▸ OBJECTIVE: Count each line below that has "Telangana" anywhere in it. Answer with the total alone.
▽
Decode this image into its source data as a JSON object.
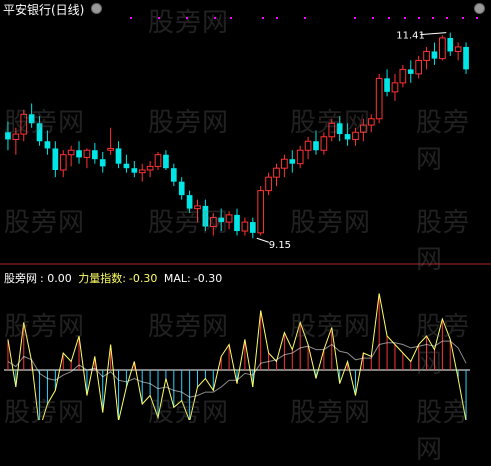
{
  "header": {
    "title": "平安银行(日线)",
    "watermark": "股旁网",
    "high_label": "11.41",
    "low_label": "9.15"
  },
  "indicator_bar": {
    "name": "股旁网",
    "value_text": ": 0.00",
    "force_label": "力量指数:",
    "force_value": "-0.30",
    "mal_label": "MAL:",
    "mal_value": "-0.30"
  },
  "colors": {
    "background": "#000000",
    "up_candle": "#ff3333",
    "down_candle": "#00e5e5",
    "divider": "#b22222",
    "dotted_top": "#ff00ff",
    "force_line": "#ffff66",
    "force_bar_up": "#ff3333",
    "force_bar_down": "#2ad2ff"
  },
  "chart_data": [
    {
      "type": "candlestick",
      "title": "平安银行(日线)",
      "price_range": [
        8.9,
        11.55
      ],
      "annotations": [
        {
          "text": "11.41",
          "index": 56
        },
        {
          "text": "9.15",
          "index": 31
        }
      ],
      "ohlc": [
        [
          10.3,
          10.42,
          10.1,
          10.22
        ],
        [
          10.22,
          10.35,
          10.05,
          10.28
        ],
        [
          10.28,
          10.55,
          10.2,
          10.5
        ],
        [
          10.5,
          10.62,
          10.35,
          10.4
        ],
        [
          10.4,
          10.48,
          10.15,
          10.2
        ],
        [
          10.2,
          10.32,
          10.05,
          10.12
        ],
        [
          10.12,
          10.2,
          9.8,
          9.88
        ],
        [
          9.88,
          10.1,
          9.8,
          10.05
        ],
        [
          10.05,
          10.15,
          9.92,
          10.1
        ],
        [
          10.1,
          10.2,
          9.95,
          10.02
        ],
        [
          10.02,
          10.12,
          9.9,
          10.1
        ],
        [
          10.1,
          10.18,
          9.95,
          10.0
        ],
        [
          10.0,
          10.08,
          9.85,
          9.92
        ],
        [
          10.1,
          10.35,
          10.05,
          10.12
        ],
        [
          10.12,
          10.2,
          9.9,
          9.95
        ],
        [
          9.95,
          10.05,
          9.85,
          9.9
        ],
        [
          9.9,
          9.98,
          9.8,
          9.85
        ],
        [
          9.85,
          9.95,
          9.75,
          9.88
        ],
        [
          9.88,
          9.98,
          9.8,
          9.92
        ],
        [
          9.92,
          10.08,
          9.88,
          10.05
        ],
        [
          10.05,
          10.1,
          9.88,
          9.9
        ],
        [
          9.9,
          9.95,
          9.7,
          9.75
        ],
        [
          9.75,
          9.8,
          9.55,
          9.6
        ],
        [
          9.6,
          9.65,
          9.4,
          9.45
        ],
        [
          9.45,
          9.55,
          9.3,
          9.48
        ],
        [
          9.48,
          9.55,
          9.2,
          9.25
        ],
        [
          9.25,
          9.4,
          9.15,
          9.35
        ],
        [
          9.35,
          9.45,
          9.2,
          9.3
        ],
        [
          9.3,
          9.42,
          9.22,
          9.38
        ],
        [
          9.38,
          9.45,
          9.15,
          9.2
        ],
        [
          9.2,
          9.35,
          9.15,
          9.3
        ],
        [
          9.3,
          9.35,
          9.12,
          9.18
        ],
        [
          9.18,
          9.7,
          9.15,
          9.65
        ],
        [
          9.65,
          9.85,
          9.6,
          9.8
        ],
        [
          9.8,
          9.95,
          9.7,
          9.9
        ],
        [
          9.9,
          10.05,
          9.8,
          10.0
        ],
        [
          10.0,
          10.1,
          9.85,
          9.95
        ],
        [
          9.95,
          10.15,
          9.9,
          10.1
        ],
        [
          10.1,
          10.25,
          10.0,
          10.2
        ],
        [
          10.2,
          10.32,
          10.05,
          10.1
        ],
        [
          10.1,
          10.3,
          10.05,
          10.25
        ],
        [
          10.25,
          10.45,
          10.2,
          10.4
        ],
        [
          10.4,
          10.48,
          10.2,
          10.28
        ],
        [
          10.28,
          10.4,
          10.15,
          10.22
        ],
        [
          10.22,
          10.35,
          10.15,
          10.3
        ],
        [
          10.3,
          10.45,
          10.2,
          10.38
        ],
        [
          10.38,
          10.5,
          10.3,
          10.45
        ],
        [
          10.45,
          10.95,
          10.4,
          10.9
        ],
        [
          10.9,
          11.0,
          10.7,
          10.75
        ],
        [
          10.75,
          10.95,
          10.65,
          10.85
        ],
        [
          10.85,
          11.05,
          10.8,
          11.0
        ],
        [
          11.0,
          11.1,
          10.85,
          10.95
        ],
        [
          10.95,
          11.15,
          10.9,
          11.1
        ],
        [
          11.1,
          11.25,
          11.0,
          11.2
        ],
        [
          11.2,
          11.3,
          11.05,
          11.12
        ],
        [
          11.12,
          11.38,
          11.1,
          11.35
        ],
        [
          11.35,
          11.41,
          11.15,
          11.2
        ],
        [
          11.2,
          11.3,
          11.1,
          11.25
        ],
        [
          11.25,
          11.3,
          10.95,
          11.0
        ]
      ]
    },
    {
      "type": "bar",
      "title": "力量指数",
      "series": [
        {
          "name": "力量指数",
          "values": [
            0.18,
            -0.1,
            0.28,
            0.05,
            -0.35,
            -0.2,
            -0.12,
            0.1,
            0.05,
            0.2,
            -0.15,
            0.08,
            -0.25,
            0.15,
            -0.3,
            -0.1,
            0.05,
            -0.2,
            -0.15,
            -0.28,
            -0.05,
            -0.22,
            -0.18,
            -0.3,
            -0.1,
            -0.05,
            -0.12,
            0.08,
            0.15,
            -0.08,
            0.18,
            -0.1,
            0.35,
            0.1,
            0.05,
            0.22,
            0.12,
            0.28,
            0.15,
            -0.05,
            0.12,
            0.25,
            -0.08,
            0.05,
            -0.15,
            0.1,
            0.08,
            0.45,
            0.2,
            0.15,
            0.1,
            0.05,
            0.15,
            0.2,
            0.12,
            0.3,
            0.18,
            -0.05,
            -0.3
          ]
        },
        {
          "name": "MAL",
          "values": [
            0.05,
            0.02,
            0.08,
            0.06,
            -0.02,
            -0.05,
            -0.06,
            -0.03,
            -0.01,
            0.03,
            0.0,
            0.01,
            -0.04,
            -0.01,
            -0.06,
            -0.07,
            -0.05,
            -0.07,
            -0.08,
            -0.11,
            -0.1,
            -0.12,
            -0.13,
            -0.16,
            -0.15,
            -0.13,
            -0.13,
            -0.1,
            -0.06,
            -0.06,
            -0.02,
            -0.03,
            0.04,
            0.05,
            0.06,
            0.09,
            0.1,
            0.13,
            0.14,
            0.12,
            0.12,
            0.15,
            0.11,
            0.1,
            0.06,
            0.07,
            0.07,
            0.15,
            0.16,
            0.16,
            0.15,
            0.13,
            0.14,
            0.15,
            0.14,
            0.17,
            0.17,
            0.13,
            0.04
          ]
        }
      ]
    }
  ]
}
△
▽
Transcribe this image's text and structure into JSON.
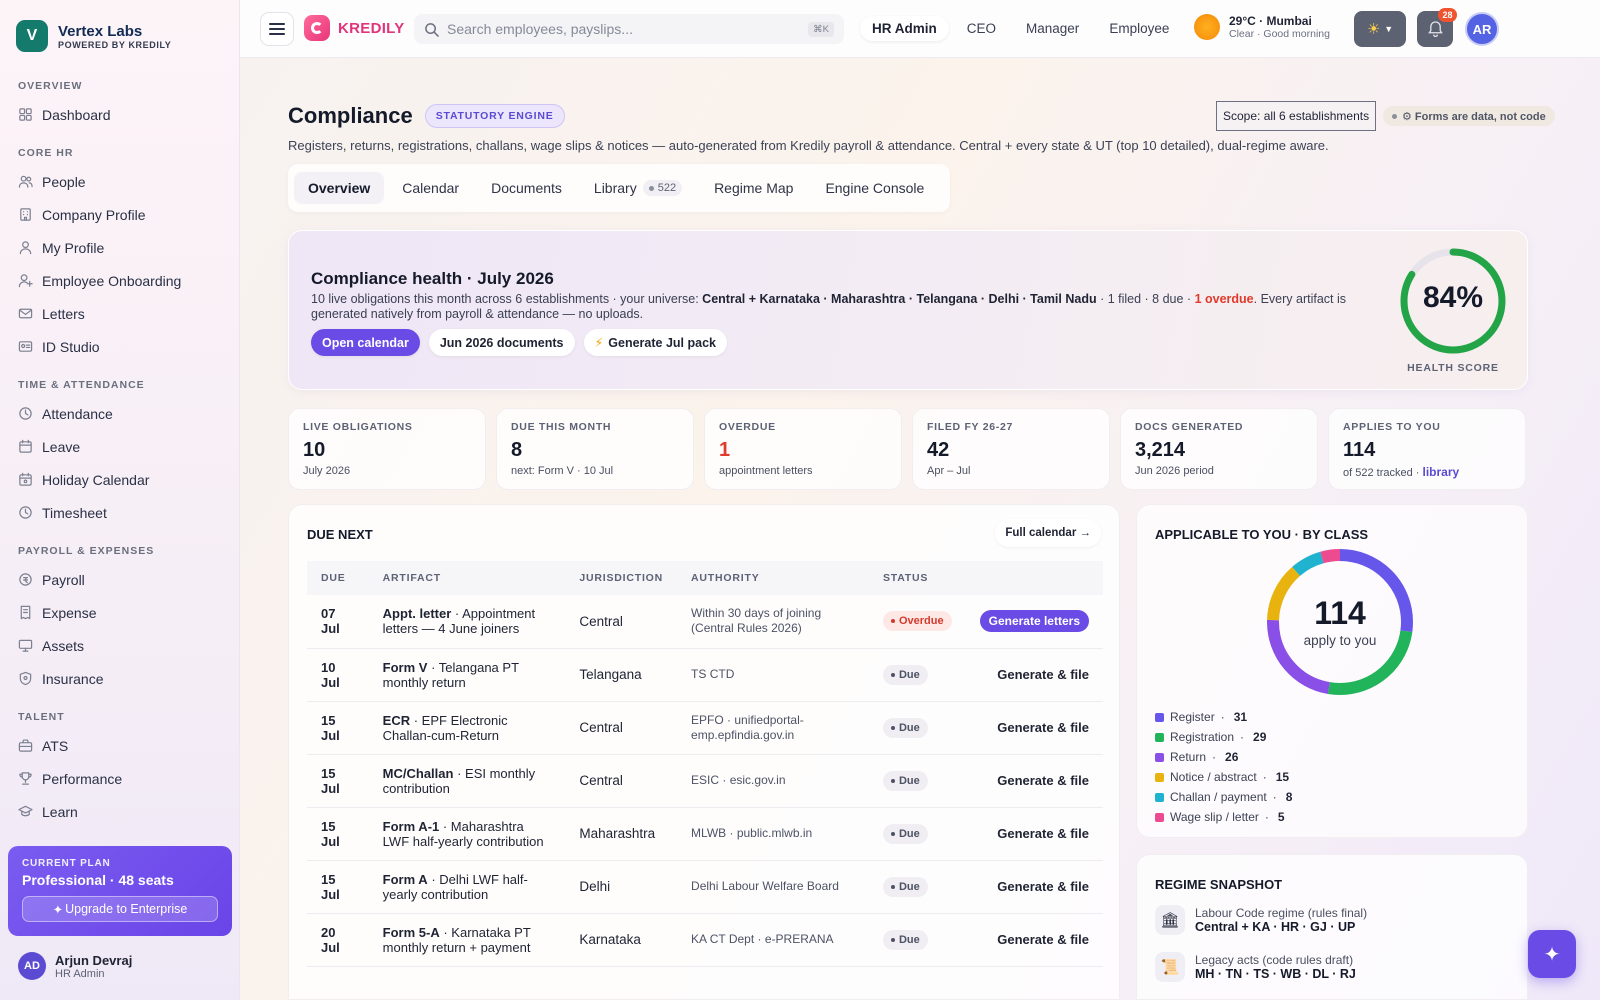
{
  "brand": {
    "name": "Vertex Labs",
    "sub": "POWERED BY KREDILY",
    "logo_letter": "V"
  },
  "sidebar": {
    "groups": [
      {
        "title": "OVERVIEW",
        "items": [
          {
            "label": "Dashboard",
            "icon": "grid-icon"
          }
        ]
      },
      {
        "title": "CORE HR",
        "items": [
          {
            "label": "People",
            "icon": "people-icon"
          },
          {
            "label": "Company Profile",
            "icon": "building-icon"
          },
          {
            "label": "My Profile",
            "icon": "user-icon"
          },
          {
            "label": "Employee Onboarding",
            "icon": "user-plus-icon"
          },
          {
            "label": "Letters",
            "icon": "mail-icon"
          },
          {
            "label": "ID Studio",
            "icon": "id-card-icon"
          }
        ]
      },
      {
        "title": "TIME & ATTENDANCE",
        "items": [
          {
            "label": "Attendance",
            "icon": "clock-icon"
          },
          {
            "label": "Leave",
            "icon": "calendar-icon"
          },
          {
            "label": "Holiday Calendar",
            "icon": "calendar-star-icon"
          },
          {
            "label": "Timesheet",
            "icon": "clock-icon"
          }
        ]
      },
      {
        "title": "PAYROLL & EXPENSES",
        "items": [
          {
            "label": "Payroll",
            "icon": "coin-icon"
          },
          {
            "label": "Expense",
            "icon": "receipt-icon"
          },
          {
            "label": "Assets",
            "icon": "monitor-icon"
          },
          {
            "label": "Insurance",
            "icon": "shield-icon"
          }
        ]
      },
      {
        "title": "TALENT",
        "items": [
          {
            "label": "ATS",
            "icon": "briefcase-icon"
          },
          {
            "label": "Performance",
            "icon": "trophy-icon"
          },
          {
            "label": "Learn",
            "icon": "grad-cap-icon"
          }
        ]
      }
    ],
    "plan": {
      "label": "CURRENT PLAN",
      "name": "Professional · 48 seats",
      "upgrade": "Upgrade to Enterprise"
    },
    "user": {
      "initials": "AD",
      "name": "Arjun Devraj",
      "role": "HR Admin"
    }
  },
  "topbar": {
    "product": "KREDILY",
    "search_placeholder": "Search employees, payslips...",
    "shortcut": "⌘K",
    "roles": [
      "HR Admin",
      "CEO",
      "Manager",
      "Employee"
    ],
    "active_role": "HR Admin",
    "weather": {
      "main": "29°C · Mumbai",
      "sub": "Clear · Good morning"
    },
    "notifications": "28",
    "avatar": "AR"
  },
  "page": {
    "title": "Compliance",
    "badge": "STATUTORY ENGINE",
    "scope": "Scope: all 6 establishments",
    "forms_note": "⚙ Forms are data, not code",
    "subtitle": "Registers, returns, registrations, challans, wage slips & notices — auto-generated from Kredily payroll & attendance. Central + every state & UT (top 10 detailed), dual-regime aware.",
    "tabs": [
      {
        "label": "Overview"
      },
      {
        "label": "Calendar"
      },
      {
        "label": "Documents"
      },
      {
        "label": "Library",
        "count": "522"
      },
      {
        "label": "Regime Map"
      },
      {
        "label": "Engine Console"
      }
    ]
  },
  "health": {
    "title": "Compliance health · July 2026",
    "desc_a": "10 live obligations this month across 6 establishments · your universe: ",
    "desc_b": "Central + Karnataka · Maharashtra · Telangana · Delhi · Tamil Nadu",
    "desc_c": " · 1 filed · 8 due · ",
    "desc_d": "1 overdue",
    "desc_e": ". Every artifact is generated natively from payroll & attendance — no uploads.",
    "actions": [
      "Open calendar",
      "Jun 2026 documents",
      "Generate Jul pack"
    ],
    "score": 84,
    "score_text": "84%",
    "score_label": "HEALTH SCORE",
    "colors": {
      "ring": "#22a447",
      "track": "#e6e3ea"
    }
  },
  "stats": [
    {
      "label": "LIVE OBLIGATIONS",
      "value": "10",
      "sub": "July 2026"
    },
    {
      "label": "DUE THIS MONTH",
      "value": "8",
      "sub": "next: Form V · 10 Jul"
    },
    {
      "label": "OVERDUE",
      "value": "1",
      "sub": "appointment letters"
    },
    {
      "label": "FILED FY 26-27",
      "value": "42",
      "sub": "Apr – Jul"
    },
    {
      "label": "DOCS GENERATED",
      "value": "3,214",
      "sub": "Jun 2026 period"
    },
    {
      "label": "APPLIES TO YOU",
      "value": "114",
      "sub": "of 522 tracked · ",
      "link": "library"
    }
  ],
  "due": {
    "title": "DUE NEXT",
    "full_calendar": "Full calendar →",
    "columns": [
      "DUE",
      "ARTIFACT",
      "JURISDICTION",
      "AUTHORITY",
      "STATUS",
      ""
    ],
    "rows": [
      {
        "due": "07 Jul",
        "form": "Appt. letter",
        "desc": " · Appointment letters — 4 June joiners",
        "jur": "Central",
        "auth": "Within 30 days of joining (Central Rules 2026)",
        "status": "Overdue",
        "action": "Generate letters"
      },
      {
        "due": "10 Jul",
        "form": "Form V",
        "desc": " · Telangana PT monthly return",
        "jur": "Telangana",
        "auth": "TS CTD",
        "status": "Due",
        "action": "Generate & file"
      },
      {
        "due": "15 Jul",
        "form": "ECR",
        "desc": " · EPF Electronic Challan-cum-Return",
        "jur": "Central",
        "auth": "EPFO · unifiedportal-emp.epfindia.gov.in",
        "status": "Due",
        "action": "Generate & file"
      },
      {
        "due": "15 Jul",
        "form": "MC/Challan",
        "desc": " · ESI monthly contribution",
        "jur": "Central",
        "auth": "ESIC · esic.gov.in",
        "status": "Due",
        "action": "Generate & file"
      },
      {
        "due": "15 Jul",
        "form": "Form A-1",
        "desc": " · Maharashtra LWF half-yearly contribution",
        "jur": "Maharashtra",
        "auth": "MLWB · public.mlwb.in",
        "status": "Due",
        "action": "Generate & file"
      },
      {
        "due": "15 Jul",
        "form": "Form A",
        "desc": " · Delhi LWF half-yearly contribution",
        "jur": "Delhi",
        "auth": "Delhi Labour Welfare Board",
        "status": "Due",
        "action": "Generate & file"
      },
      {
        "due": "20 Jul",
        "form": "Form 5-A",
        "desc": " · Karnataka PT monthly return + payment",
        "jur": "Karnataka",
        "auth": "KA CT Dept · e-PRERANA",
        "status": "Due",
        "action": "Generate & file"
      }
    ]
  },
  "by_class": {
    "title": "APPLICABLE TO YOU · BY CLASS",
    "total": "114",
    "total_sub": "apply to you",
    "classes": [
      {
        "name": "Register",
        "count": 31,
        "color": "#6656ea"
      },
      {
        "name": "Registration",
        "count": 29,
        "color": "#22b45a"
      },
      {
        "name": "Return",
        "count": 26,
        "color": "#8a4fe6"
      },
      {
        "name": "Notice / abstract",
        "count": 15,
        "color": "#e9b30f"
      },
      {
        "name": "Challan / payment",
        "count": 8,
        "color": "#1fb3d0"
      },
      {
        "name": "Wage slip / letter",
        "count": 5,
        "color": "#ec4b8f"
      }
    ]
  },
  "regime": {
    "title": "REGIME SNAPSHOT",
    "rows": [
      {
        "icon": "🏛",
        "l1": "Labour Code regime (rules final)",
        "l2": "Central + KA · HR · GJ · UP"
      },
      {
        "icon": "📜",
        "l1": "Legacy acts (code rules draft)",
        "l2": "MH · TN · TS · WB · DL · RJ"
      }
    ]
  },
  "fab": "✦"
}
△
▽
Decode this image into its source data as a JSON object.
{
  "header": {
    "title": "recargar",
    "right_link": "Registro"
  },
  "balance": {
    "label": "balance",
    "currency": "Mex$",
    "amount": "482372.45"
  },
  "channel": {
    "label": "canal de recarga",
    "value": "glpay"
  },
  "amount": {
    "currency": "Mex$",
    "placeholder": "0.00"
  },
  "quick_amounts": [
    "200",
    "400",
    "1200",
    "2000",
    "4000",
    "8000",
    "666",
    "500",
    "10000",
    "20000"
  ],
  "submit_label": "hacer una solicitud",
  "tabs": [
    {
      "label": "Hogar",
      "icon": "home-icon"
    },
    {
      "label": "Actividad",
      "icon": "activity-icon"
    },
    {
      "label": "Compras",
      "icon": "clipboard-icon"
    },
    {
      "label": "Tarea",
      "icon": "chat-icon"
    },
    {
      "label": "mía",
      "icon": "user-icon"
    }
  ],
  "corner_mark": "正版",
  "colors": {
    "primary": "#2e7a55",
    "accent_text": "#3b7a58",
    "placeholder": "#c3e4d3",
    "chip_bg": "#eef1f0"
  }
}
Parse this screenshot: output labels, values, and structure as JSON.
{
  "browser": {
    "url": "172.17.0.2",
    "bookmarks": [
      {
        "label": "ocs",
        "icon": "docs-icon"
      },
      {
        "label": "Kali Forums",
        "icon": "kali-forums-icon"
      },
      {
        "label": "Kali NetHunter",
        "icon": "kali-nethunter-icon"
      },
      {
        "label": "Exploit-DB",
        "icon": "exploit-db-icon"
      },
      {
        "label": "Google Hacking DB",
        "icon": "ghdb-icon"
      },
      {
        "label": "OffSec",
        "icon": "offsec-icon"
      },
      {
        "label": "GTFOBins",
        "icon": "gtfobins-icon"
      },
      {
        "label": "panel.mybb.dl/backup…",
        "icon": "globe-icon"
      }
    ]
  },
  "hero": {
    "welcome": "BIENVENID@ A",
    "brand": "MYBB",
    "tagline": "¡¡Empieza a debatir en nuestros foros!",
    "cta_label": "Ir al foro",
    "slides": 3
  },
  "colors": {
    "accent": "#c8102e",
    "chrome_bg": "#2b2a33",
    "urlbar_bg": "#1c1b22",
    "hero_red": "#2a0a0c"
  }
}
△
▸ IN RESPONSE: 3